INSTRUCTIONS FOR THE TASK >>
Using the records below, locate all lines containing "added" and return them.

□ □ □

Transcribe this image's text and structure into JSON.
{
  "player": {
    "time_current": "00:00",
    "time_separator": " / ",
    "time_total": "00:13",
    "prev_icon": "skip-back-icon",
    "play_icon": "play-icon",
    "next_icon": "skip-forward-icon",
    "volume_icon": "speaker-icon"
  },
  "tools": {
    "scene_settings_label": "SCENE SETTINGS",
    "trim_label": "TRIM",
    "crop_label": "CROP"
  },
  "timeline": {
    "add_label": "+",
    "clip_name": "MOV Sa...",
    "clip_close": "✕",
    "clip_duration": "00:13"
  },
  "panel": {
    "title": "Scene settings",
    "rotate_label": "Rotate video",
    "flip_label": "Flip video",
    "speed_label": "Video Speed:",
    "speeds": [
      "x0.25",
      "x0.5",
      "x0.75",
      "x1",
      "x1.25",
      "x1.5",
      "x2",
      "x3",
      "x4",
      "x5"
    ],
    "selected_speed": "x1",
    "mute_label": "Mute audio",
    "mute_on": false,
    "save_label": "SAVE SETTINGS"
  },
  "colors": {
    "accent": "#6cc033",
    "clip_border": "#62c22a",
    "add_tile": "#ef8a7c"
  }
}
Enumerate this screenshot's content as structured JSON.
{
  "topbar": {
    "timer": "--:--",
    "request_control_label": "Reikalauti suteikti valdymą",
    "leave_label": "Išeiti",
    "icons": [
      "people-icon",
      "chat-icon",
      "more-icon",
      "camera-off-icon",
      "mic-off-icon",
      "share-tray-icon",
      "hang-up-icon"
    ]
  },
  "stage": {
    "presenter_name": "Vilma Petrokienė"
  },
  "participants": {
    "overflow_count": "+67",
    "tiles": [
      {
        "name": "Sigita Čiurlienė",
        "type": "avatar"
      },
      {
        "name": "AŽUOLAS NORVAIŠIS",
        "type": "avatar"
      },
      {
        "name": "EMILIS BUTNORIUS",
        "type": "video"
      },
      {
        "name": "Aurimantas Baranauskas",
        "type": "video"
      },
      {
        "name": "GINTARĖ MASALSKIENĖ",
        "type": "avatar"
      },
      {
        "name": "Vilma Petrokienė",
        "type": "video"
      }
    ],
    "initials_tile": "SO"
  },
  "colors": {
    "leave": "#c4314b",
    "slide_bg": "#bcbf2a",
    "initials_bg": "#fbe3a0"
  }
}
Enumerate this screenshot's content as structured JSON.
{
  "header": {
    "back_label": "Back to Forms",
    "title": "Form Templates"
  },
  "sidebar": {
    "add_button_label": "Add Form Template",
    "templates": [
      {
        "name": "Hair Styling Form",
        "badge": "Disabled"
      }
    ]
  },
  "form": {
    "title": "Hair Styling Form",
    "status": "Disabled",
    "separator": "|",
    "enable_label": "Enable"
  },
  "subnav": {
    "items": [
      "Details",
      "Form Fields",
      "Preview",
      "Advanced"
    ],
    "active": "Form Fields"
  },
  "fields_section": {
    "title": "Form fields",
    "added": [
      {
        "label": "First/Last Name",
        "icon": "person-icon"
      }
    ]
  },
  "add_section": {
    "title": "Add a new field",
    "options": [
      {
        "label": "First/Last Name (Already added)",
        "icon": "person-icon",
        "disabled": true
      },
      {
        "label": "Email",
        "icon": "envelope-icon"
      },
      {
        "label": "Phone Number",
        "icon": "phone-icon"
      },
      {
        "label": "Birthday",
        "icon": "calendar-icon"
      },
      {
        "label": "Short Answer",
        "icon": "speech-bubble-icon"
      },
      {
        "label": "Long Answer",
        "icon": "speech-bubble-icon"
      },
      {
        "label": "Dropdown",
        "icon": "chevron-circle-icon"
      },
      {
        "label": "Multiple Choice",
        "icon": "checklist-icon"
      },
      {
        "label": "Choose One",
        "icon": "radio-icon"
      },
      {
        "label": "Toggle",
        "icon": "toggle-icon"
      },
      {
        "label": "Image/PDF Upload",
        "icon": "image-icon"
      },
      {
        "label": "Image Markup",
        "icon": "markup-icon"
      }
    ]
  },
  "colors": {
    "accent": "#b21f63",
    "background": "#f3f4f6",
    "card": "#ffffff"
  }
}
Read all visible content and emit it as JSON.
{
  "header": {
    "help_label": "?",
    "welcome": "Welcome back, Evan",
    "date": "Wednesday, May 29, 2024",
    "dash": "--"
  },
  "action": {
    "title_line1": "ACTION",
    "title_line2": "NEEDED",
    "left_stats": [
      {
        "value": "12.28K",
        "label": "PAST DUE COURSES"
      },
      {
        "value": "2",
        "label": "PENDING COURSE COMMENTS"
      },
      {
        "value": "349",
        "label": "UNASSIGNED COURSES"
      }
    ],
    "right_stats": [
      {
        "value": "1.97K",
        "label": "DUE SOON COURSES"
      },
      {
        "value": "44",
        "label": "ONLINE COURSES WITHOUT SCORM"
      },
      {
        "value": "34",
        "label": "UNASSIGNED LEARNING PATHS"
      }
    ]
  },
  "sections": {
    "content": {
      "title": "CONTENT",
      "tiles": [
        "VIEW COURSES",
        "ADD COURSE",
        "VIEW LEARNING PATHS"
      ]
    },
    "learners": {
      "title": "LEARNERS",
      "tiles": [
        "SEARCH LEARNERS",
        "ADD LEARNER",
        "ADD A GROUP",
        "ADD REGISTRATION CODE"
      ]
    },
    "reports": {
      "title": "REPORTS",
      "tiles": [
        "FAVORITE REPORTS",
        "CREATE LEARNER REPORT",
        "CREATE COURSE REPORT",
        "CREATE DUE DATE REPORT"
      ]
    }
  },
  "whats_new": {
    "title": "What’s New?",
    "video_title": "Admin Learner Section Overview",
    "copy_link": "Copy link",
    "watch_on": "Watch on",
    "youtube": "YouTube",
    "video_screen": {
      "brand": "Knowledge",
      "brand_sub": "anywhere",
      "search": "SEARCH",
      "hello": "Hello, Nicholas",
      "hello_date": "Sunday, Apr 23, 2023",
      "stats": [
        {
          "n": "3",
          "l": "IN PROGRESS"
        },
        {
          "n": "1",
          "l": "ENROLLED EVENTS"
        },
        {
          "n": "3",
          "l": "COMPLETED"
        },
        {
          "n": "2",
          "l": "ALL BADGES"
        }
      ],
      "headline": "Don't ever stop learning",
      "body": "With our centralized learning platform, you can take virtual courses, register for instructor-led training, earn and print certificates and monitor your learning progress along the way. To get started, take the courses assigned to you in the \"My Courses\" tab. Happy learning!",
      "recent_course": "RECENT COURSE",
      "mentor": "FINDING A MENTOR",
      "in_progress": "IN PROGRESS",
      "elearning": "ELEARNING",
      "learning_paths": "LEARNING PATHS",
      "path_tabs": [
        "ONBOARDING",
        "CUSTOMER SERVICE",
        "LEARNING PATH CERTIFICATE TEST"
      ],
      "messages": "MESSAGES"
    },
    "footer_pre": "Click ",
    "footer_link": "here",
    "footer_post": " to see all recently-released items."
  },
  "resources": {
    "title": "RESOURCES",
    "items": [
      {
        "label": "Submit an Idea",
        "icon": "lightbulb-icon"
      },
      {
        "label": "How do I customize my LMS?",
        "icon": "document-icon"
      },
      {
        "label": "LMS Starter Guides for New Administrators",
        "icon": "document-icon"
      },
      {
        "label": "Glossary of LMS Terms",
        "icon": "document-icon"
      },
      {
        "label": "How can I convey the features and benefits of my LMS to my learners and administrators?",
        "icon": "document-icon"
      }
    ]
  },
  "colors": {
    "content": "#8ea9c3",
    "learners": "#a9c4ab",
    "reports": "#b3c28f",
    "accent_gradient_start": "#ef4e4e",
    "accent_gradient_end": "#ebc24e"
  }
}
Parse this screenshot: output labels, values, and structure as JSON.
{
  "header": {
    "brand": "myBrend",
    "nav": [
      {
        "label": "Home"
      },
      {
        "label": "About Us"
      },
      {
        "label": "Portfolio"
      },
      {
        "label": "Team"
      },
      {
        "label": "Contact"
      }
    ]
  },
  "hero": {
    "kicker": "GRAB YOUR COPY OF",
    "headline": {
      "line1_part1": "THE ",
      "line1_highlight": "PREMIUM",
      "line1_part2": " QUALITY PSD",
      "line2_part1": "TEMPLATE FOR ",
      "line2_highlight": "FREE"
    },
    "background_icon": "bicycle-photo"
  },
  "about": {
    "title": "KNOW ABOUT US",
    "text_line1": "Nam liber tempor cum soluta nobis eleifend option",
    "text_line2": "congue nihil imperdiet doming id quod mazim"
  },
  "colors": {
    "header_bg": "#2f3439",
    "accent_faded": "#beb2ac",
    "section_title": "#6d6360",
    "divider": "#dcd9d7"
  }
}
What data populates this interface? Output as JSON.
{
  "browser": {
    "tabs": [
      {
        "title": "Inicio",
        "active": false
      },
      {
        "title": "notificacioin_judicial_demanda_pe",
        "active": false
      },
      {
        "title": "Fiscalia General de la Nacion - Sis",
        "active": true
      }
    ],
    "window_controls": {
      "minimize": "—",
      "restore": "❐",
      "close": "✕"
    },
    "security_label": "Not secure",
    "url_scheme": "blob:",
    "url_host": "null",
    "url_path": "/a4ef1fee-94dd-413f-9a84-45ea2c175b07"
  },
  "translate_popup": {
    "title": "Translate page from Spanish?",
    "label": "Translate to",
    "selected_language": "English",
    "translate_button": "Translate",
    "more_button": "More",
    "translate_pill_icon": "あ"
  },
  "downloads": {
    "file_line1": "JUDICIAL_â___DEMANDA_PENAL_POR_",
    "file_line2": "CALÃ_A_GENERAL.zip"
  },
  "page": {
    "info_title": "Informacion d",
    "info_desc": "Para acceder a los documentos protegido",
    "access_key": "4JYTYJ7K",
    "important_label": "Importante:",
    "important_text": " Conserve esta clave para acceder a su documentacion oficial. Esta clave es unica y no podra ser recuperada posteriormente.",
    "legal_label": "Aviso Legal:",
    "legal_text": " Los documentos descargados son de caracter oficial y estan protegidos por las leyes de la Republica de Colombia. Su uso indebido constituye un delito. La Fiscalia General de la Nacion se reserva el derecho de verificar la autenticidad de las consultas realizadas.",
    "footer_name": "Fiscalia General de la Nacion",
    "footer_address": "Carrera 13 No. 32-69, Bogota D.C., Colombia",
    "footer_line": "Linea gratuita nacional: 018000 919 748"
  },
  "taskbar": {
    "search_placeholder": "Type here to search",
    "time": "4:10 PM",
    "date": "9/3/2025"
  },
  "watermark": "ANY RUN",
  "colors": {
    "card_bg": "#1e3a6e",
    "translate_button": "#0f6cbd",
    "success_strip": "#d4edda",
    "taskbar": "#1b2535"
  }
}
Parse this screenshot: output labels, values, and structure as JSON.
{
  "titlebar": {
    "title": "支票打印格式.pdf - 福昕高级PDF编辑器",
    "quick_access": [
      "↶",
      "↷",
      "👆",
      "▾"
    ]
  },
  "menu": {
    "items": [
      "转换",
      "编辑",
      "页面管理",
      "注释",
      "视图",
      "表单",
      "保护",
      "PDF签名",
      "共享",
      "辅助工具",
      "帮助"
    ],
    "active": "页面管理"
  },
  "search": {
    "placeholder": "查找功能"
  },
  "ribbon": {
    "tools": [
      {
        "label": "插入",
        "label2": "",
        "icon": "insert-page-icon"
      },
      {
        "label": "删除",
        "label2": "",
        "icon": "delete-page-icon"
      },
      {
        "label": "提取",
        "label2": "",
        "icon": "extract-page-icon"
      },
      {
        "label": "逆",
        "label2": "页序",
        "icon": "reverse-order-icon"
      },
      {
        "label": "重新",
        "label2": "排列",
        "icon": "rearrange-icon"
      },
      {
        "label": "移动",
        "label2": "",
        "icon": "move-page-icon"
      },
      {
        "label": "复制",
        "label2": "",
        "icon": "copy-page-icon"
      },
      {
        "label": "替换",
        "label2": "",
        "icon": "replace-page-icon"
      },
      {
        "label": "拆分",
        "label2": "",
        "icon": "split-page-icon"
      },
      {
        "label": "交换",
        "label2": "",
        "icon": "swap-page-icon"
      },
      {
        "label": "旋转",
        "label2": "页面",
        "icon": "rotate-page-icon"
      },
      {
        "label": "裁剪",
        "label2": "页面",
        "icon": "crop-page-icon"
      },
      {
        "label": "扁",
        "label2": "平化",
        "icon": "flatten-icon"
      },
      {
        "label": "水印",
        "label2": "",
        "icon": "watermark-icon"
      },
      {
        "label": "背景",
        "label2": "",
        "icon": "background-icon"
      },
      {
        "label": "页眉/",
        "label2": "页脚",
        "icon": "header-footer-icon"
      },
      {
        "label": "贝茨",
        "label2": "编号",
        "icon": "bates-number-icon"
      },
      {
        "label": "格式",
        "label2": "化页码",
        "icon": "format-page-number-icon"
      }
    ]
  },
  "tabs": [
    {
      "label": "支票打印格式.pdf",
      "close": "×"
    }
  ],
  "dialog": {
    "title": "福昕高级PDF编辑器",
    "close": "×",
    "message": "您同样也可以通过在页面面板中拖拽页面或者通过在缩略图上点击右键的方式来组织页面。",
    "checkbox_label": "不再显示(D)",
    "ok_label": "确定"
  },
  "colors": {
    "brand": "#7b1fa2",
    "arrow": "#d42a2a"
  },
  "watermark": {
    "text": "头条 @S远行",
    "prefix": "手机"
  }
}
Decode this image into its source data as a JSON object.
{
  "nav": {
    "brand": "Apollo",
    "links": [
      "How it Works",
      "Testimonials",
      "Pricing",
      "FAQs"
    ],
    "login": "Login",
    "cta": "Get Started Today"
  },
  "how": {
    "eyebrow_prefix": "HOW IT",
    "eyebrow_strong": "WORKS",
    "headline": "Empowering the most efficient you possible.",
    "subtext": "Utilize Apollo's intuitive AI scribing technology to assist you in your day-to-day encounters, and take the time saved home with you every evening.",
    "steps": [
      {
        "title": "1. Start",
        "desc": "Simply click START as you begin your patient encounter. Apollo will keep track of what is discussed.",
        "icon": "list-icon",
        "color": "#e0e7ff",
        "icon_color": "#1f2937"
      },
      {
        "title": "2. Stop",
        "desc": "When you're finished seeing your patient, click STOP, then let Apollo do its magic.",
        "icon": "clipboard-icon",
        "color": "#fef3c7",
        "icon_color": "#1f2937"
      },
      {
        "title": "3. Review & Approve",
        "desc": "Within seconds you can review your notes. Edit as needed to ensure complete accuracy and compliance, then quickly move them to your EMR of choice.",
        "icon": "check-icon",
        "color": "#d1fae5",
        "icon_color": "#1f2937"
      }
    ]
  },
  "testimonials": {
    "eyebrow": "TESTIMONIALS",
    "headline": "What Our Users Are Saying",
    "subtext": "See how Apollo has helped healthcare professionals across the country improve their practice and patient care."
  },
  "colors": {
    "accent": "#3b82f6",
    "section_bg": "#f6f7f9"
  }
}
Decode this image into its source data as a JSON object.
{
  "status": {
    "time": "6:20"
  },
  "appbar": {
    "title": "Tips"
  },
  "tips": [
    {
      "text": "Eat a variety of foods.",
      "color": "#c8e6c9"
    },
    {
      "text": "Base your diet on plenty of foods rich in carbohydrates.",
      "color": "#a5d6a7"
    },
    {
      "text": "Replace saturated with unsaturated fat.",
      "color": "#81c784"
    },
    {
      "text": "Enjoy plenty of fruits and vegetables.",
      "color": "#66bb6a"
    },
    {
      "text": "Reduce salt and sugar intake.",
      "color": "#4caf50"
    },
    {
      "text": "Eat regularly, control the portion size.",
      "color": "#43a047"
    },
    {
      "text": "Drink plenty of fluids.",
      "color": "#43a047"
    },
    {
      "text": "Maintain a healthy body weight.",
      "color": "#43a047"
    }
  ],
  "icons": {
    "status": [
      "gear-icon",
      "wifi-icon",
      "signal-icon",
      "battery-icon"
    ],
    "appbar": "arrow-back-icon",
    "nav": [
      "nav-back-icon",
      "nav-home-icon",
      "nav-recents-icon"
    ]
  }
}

□ □ □

ANSWER TO THE TASK >>
    "added": [
        "label": "First/Last Name (Already added)",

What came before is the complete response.